Description of the task: Arrange every line of the items below into a Markdown table with two columns, "Row" for the row number and "Item line" for the line itself, and skip any blank lines.

Data entries
:::::

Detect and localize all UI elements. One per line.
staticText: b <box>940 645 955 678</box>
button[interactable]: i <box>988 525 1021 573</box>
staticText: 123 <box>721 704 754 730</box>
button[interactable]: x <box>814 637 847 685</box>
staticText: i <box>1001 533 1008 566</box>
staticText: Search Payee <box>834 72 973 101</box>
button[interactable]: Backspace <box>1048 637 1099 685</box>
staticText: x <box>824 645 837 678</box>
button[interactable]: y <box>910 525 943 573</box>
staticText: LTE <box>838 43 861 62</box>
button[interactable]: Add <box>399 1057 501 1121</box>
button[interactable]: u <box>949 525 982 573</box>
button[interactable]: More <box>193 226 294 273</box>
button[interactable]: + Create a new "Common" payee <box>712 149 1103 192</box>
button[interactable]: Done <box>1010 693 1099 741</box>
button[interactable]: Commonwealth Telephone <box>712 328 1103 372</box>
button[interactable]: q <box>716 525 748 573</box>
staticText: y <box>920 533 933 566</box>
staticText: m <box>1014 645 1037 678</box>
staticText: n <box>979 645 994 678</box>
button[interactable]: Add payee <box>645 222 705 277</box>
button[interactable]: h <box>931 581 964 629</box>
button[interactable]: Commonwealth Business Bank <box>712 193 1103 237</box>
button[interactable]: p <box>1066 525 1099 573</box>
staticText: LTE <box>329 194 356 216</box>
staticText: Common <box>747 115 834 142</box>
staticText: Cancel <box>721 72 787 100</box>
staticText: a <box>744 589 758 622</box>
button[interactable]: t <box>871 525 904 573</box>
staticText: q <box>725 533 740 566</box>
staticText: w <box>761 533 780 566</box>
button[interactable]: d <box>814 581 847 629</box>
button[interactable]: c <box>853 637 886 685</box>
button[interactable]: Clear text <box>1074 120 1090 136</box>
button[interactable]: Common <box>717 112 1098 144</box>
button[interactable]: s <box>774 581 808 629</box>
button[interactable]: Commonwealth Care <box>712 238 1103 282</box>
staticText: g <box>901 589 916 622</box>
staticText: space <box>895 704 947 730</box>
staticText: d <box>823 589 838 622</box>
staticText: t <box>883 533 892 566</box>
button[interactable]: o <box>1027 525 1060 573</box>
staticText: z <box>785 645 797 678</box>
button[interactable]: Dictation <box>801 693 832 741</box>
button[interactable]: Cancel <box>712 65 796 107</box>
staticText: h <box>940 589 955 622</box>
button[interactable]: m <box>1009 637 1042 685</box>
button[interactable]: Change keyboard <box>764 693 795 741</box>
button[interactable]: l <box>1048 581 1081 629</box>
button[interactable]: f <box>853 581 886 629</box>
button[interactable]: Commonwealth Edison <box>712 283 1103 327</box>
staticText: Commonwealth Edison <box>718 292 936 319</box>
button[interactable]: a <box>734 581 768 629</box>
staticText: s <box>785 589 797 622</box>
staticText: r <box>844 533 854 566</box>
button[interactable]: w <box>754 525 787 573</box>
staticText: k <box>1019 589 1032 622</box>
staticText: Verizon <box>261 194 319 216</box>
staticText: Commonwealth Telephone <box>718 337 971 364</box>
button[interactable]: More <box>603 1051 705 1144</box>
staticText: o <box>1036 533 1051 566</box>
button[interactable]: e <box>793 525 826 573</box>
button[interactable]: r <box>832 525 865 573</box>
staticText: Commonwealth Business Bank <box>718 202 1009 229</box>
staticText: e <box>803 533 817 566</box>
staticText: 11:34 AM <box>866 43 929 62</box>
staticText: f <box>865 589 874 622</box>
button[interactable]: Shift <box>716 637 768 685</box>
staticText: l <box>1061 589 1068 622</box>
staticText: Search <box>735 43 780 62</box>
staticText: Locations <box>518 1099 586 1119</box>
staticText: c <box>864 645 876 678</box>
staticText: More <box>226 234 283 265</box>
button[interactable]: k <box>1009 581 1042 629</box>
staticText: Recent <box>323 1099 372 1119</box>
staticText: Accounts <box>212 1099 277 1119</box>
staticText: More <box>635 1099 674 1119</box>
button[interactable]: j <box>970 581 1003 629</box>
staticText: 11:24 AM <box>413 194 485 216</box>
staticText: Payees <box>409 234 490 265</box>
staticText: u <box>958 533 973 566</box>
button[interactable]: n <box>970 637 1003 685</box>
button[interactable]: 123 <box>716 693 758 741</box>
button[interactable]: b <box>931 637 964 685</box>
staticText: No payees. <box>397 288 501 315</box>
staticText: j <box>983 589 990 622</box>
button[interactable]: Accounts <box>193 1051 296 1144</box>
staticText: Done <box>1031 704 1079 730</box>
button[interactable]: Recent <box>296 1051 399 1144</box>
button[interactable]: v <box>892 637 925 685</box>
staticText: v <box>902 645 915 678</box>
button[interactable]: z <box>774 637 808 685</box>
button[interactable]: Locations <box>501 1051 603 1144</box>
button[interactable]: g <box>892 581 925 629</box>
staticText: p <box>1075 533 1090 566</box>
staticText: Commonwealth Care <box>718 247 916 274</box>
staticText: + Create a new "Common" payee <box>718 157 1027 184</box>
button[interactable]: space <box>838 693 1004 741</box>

:::::

Result:
| Row | Item line |
|---|---|
| 1 | Detect and localize all UI elements. One per line. |
| 2 | staticText: b <box>940 645 955 678</box> |
| 3 | button[interactable]: i <box>988 525 1021 573</box> |
| 4 | staticText: 123 <box>721 704 754 730</box> |
| 5 | button[interactable]: x <box>814 637 847 685</box> |
| 6 | staticText: i <box>1001 533 1008 566</box> |
| 7 | staticText: Search Payee <box>834 72 973 101</box> |
| 8 | button[interactable]: Backspace <box>1048 637 1099 685</box> |
| 9 | staticText: x <box>824 645 837 678</box> |
| 10 | button[interactable]: y <box>910 525 943 573</box> |
| 11 | staticText: LTE <box>838 43 861 62</box> |
| 12 | button[interactable]: Add <box>399 1057 501 1121</box> |
| 13 | button[interactable]: u <box>949 525 982 573</box> |
| 14 | button[interactable]: More <box>193 226 294 273</box> |
| 15 | button[interactable]: + Create a new "Common" payee <box>712 149 1103 192</box> |
| 16 | button[interactable]: Done <box>1010 693 1099 741</box> |
| 17 | button[interactable]: Commonwealth Telephone <box>712 328 1103 372</box> |
| 18 | button[interactable]: q <box>716 525 748 573</box> |
| 19 | staticText: y <box>920 533 933 566</box> |
| 20 | staticText: m <box>1014 645 1037 678</box> |
| 21 | staticText: n <box>979 645 994 678</box> |
| 22 | button[interactable]: Add payee <box>645 222 705 277</box> |
| 23 | button[interactable]: h <box>931 581 964 629</box> |
| 24 | button[interactable]: Commonwealth Business Bank <box>712 193 1103 237</box> |
| 25 | button[interactable]: p <box>1066 525 1099 573</box> |
| 26 | staticText: LTE <box>329 194 356 216</box> |
| 27 | staticText: Common <box>747 115 834 142</box> |
| 28 | staticText: Cancel <box>721 72 787 100</box> |
| 29 | staticText: a <box>744 589 758 622</box> |
| 30 | button[interactable]: t <box>871 525 904 573</box> |
| 31 | staticText: q <box>725 533 740 566</box> |
| 32 | staticText: w <box>761 533 780 566</box> |
| 33 | button[interactable]: d <box>814 581 847 629</box> |
| 34 | button[interactable]: c <box>853 637 886 685</box> |
| 35 | button[interactable]: Clear text <box>1074 120 1090 136</box> |
| 36 | button[interactable]: Common <box>717 112 1098 144</box> |
| 37 | button[interactable]: s <box>774 581 808 629</box> |
| 38 | button[interactable]: Commonwealth Care <box>712 238 1103 282</box> |
| 39 | staticText: g <box>901 589 916 622</box> |
| 40 | staticText: space <box>895 704 947 730</box> |
| 41 | staticText: d <box>823 589 838 622</box> |
| 42 | staticText: t <box>883 533 892 566</box> |
| 43 | button[interactable]: o <box>1027 525 1060 573</box> |
| 44 | staticText: z <box>785 645 797 678</box> |
| 45 | button[interactable]: Dictation <box>801 693 832 741</box> |
| 46 | button[interactable]: Cancel <box>712 65 796 107</box> |
| 47 | staticText: h <box>940 589 955 622</box> |
| 48 | button[interactable]: m <box>1009 637 1042 685</box> |
| 49 | button[interactable]: Change keyboard <box>764 693 795 741</box> |
| 50 | button[interactable]: l <box>1048 581 1081 629</box> |
| 51 | button[interactable]: f <box>853 581 886 629</box> |
| 52 | button[interactable]: Commonwealth Edison <box>712 283 1103 327</box> |
| 53 | staticText: Commonwealth Edison <box>718 292 936 319</box> |
| 54 | button[interactable]: a <box>734 581 768 629</box> |
| 55 | staticText: s <box>785 589 797 622</box> |
| 56 | staticText: r <box>844 533 854 566</box> |
| 57 | button[interactable]: w <box>754 525 787 573</box> |
| 58 | staticText: k <box>1019 589 1032 622</box> |
| 59 | staticText: Verizon <box>261 194 319 216</box> |
| 60 | staticText: Commonwealth Telephone <box>718 337 971 364</box> |
| 61 | button[interactable]: More <box>603 1051 705 1144</box> |
| 62 | staticText: o <box>1036 533 1051 566</box> |
| 63 | button[interactable]: e <box>793 525 826 573</box> |
| 64 | button[interactable]: r <box>832 525 865 573</box> |
| 65 | staticText: Commonwealth Business Bank <box>718 202 1009 229</box> |
| 66 | staticText: e <box>803 533 817 566</box> |
| 67 | staticText: 11:34 AM <box>866 43 929 62</box> |
| 68 | staticText: f <box>865 589 874 622</box> |
| 69 | button[interactable]: Shift <box>716 637 768 685</box> |
| 70 | staticText: l <box>1061 589 1068 622</box> |
| 71 | staticText: Search <box>735 43 780 62</box> |
| 72 | staticText: Locations <box>518 1099 586 1119</box> |
| 73 | staticText: c <box>864 645 876 678</box> |
| 74 | staticText: More <box>226 234 283 265</box> |
| 75 | button[interactable]: k <box>1009 581 1042 629</box> |
| 76 | staticText: Recent <box>323 1099 372 1119</box> |
| 77 | staticText: Accounts <box>212 1099 277 1119</box> |
| 78 | staticText: More <box>635 1099 674 1119</box> |
| 79 | button[interactable]: j <box>970 581 1003 629</box> |
| 80 | staticText: 11:24 AM <box>413 194 485 216</box> |
| 81 | staticText: Payees <box>409 234 490 265</box> |
| 82 | staticText: u <box>958 533 973 566</box> |
| 83 | button[interactable]: n <box>970 637 1003 685</box> |
| 84 | button[interactable]: 123 <box>716 693 758 741</box> |
| 85 | button[interactable]: b <box>931 637 964 685</box> |
| 86 | staticText: No payees. <box>397 288 501 315</box> |
| 87 | staticText: j <box>983 589 990 622</box> |
| 88 | button[interactable]: Accounts <box>193 1051 296 1144</box> |
| 89 | staticText: Done <box>1031 704 1079 730</box> |
| 90 | button[interactable]: Recent <box>296 1051 399 1144</box> |
| 91 | button[interactable]: v <box>892 637 925 685</box> |
| 92 | staticText: v <box>902 645 915 678</box> |
| 93 | button[interactable]: z <box>774 637 808 685</box> |
| 94 | button[interactable]: Locations <box>501 1051 603 1144</box> |
| 95 | button[interactable]: g <box>892 581 925 629</box> |
| 96 | staticText: p <box>1075 533 1090 566</box> |
| 97 | staticText: Commonwealth Care <box>718 247 916 274</box> |
| 98 | staticText: + Create a new "Common" payee <box>718 157 1027 184</box> |
| 99 | button[interactable]: space <box>838 693 1004 741</box> |